### Exercise aim
Identical copies of all the records below are needed.

### Entries provided
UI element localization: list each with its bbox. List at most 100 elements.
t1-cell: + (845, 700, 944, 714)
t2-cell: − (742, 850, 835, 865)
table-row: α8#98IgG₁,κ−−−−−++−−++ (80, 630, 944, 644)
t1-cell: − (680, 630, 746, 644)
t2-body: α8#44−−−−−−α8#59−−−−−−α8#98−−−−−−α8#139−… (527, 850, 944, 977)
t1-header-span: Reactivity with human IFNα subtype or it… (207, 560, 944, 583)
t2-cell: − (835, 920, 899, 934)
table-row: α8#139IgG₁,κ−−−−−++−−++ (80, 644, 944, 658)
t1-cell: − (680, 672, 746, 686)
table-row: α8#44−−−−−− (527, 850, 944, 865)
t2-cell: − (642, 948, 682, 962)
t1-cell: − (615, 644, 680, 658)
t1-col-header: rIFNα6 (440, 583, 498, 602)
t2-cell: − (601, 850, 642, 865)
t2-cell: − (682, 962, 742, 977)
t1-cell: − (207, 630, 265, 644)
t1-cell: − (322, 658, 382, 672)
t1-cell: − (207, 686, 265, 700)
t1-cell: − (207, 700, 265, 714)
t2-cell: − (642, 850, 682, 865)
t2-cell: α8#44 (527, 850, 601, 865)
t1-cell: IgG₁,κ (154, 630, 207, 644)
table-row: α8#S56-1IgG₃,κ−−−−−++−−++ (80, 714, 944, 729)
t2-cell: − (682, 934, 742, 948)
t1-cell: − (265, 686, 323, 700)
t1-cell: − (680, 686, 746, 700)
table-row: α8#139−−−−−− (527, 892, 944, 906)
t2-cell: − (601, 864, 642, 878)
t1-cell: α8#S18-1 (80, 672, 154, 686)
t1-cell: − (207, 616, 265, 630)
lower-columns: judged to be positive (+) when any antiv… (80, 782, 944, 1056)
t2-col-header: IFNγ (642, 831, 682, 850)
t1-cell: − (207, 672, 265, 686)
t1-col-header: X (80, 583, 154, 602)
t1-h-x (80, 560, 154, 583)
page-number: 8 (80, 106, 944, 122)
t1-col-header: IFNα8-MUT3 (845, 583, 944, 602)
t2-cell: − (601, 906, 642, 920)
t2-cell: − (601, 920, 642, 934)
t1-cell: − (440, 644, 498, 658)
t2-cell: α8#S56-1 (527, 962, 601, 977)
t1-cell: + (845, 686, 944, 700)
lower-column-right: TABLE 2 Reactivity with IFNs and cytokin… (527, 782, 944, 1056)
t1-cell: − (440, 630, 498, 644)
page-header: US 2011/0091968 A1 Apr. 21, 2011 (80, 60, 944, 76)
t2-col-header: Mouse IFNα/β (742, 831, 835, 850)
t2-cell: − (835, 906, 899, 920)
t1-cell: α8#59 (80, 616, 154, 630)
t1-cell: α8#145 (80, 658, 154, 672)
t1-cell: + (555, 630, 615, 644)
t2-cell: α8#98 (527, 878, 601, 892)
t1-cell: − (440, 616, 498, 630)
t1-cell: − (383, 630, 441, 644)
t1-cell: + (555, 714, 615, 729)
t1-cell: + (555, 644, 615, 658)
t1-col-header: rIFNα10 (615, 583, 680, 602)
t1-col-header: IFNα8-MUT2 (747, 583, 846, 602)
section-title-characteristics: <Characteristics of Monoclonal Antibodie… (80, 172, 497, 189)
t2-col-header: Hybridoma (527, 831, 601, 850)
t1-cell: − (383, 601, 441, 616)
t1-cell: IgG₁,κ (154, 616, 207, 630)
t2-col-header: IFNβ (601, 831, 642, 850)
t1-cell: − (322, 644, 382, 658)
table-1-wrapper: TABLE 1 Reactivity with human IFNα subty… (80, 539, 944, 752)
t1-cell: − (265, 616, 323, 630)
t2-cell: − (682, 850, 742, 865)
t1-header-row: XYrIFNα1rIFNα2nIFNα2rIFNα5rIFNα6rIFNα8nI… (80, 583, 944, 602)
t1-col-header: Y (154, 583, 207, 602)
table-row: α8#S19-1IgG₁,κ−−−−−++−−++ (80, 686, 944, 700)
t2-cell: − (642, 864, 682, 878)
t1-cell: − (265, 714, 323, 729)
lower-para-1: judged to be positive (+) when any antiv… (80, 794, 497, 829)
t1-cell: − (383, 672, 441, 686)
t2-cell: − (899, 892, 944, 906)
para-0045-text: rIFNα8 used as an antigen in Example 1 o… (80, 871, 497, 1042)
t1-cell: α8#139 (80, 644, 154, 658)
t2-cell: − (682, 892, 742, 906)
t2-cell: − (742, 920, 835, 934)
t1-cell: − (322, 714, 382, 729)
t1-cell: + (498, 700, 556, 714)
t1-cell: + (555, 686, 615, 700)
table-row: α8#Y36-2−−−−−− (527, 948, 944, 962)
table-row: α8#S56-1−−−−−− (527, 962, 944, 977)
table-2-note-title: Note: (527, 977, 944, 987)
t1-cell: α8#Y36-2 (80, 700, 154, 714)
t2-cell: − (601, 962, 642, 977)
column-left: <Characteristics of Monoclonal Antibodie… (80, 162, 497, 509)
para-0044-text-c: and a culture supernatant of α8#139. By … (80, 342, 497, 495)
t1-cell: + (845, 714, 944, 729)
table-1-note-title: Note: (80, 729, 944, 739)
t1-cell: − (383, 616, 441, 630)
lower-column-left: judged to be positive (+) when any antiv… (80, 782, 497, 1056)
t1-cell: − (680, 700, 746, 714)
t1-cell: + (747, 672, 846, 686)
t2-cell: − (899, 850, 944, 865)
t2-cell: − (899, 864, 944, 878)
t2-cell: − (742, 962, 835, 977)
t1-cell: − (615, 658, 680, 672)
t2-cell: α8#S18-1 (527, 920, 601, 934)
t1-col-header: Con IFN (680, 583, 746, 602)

### Solved problem
UI element localization: list each with its bbox. List at most 100 elements.
t1-cell: + (845, 700, 944, 714)
t2-cell: − (742, 850, 835, 865)
table-row: α8#98IgG₁,κ−−−−−++−−++ (80, 630, 944, 644)
t1-cell: − (680, 630, 746, 644)
t2-body: α8#44−−−−−−α8#59−−−−−−α8#98−−−−−−α8#139−… (527, 850, 944, 977)
t1-header-span: Reactivity with human IFNα subtype or it… (207, 560, 944, 583)
t2-cell: − (835, 920, 899, 934)
table-row: α8#139IgG₁,κ−−−−−++−−++ (80, 644, 944, 658)
t1-cell: − (680, 672, 746, 686)
table-row: α8#44−−−−−− (527, 850, 944, 865)
t2-cell: − (642, 948, 682, 962)
t1-cell: − (615, 644, 680, 658)
t1-col-header: rIFNα6 (440, 583, 498, 602)
t2-cell: − (601, 850, 642, 865)
t2-cell: − (682, 962, 742, 977)
t1-cell: − (207, 630, 265, 644)
t1-cell: − (322, 658, 382, 672)
t1-cell: − (207, 686, 265, 700)
t1-cell: − (207, 700, 265, 714)
t2-cell: − (642, 850, 682, 865)
t2-cell: α8#44 (527, 850, 601, 865)
t1-cell: IgG₁,κ (154, 630, 207, 644)
table-row: α8#S56-1IgG₃,κ−−−−−++−−++ (80, 714, 944, 729)
t2-cell: − (682, 934, 742, 948)
t1-cell: − (265, 686, 323, 700)
t1-cell: − (680, 686, 746, 700)
table-row: α8#139−−−−−− (527, 892, 944, 906)
t2-cell: − (601, 864, 642, 878)
t1-cell: α8#S18-1 (80, 672, 154, 686)
t1-cell: − (207, 616, 265, 630)
lower-columns: judged to be positive (+) when any antiv… (80, 782, 944, 1056)
t2-col-header: IFNγ (642, 831, 682, 850)
t1-cell: − (207, 672, 265, 686)
t1-col-header: X (80, 583, 154, 602)
t1-h-x (80, 560, 154, 583)
page-number: 8 (80, 106, 944, 122)
t1-col-header: IFNα8-MUT3 (845, 583, 944, 602)
t2-cell: − (601, 906, 642, 920)
t2-cell: − (601, 920, 642, 934)
t1-cell: − (440, 644, 498, 658)
t2-cell: α8#S56-1 (527, 962, 601, 977)
t1-cell: + (845, 686, 944, 700)
lower-column-right: TABLE 2 Reactivity with IFNs and cytokin… (527, 782, 944, 1056)
t1-cell: − (440, 630, 498, 644)
page-header: US 2011/0091968 A1 Apr. 21, 2011 (80, 60, 944, 76)
t2-col-header: Mouse IFNα/β (742, 831, 835, 850)
t2-cell: − (835, 906, 899, 920)
t1-cell: α8#59 (80, 616, 154, 630)
t1-cell: α8#145 (80, 658, 154, 672)
t1-cell: + (555, 630, 615, 644)
t2-cell: α8#98 (527, 878, 601, 892)
t1-cell: − (440, 616, 498, 630)
t1-cell: − (383, 630, 441, 644)
t1-cell: + (555, 714, 615, 729)
t1-cell: + (555, 644, 615, 658)
t1-col-header: rIFNα10 (615, 583, 680, 602)
t1-col-header: IFNα8-MUT2 (747, 583, 846, 602)
section-title-characteristics: <Characteristics of Monoclonal Antibodie… (80, 172, 497, 189)
t2-col-header: Hybridoma (527, 831, 601, 850)
t1-cell: − (383, 601, 441, 616)
t1-cell: IgG₁,κ (154, 616, 207, 630)
t2-col-header: IFNβ (601, 831, 642, 850)
t1-cell: − (322, 644, 382, 658)
table-1-wrapper: TABLE 1 Reactivity with human IFNα subty… (80, 539, 944, 752)
t1-cell: − (265, 616, 323, 630)
t2-cell: − (682, 850, 742, 865)
t1-header-row: XYrIFNα1rIFNα2nIFNα2rIFNα5rIFNα6rIFNα8nI… (80, 583, 944, 602)
t1-col-header: Y (154, 583, 207, 602)
table-row: α8#S19-1IgG₁,κ−−−−−++−−++ (80, 686, 944, 700)
t2-cell: − (642, 864, 682, 878)
t1-cell: − (265, 714, 323, 729)
lower-para-1: judged to be positive (+) when any antiv… (80, 794, 497, 829)
t1-cell: − (383, 672, 441, 686)
t2-cell: − (899, 892, 944, 906)
para-0045-text: rIFNα8 used as an antigen in Example 1 o… (80, 871, 497, 1042)
t1-cell: α8#139 (80, 644, 154, 658)
t2-cell: − (682, 892, 742, 906)
t2-cell: − (742, 920, 835, 934)
t1-cell: − (322, 714, 382, 729)
t1-cell: + (498, 700, 556, 714)
t1-cell: + (555, 686, 615, 700)
table-row: α8#Y36-2−−−−−− (527, 948, 944, 962)
table-row: α8#S56-1−−−−−− (527, 962, 944, 977)
table-2-note-title: Note: (527, 977, 944, 987)
t1-cell: α8#Y36-2 (80, 700, 154, 714)
t2-cell: − (601, 962, 642, 977)
column-left: <Characteristics of Monoclonal Antibodie… (80, 162, 497, 509)
para-0044-text-c: and a culture supernatant of α8#139. By … (80, 342, 497, 495)
t1-cell: + (845, 714, 944, 729)
table-1-note-title: Note: (80, 729, 944, 739)
t1-cell: − (383, 616, 441, 630)
lower-column-left: judged to be positive (+) when any antiv… (80, 782, 497, 1056)
t1-cell: − (680, 700, 746, 714)
t1-cell: + (747, 672, 846, 686)
t2-cell: − (899, 850, 944, 865)
t2-cell: − (899, 864, 944, 878)
t2-cell: − (742, 962, 835, 977)
t1-cell: − (615, 658, 680, 672)
t2-cell: α8#S18-1 (527, 920, 601, 934)
t1-col-header: Con IFN (680, 583, 746, 602)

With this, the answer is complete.